§ **Set task**: From the entries below, gather every line containing the string "föredrog".

-------- Stored data

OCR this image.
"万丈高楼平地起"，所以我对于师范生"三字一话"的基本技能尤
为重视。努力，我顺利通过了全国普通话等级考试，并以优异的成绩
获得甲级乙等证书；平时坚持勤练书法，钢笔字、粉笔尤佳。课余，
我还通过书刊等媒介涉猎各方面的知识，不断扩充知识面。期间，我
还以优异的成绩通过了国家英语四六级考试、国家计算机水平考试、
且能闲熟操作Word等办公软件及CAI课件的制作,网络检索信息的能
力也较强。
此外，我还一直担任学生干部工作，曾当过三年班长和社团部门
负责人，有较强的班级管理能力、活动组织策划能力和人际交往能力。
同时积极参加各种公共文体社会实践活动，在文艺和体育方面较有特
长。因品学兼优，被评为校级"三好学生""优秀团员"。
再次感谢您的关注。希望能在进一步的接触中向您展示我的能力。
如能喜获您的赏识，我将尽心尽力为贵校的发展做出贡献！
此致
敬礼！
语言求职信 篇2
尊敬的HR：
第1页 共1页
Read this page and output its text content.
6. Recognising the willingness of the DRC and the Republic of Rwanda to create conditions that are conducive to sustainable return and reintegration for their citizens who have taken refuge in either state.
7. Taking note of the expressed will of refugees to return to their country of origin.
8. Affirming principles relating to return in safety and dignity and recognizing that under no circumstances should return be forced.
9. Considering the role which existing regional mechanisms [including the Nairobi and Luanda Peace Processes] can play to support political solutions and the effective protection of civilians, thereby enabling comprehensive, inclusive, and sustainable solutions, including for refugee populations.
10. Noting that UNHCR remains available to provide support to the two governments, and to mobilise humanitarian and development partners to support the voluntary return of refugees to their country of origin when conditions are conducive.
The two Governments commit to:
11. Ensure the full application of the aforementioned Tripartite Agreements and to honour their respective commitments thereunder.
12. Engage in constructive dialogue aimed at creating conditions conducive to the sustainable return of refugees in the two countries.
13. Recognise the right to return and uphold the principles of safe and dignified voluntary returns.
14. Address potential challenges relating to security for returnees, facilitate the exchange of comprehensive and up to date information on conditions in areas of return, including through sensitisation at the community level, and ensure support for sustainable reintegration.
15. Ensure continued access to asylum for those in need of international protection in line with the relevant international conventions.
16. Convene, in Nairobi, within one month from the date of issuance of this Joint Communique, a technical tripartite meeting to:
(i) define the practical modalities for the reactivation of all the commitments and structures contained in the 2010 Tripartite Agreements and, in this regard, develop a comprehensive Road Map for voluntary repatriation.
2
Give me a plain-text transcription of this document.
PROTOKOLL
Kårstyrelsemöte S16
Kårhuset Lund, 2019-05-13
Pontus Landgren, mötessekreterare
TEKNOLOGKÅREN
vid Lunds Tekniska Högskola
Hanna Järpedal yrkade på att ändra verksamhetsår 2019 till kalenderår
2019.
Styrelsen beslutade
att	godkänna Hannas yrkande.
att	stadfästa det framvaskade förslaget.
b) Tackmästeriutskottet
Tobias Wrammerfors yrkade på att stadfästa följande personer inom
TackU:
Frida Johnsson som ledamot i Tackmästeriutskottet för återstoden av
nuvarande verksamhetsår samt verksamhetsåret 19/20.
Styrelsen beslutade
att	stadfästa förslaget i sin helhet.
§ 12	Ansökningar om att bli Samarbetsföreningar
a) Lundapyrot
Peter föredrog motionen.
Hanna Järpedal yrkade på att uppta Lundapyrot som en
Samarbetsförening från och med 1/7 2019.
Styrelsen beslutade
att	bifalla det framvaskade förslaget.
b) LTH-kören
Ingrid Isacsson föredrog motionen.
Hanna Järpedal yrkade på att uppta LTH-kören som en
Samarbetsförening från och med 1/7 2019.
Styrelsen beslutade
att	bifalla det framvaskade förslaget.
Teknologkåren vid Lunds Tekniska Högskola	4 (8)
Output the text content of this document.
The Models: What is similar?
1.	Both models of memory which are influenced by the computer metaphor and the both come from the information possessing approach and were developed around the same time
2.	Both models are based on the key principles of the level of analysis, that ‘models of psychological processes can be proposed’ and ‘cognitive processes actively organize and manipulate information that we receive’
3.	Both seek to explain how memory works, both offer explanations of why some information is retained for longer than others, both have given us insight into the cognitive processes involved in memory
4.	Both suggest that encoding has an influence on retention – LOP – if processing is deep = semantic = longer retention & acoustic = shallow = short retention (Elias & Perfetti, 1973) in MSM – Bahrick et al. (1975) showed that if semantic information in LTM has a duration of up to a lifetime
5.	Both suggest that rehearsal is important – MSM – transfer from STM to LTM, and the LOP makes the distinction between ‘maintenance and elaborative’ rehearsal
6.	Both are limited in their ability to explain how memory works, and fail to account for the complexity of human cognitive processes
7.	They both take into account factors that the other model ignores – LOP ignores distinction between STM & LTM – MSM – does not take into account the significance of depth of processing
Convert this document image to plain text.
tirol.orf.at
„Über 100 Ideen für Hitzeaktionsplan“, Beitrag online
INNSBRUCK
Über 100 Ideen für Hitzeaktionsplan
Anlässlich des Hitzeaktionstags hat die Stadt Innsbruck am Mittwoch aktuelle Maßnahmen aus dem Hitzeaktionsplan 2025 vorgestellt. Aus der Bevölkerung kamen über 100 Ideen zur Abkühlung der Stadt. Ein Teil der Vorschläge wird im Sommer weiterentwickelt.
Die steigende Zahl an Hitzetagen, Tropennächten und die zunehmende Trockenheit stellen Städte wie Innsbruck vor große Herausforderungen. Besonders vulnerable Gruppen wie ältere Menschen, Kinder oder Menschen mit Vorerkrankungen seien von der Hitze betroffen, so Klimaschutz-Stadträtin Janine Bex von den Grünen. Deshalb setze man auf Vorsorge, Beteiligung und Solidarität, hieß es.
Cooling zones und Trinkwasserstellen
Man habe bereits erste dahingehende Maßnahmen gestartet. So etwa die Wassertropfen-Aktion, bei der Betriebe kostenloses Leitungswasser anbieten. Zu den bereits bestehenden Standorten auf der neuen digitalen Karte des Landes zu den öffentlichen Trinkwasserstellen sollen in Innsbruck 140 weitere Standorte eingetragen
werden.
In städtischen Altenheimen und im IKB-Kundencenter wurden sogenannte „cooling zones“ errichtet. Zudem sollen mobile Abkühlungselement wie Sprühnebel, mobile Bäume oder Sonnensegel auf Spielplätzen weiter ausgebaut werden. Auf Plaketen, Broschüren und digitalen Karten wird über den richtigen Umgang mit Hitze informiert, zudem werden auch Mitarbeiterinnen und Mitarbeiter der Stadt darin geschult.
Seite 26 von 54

----------------

§ **Written solution**:
Peter föredrog motionen.
Ingrid Isacsson föredrog motionen.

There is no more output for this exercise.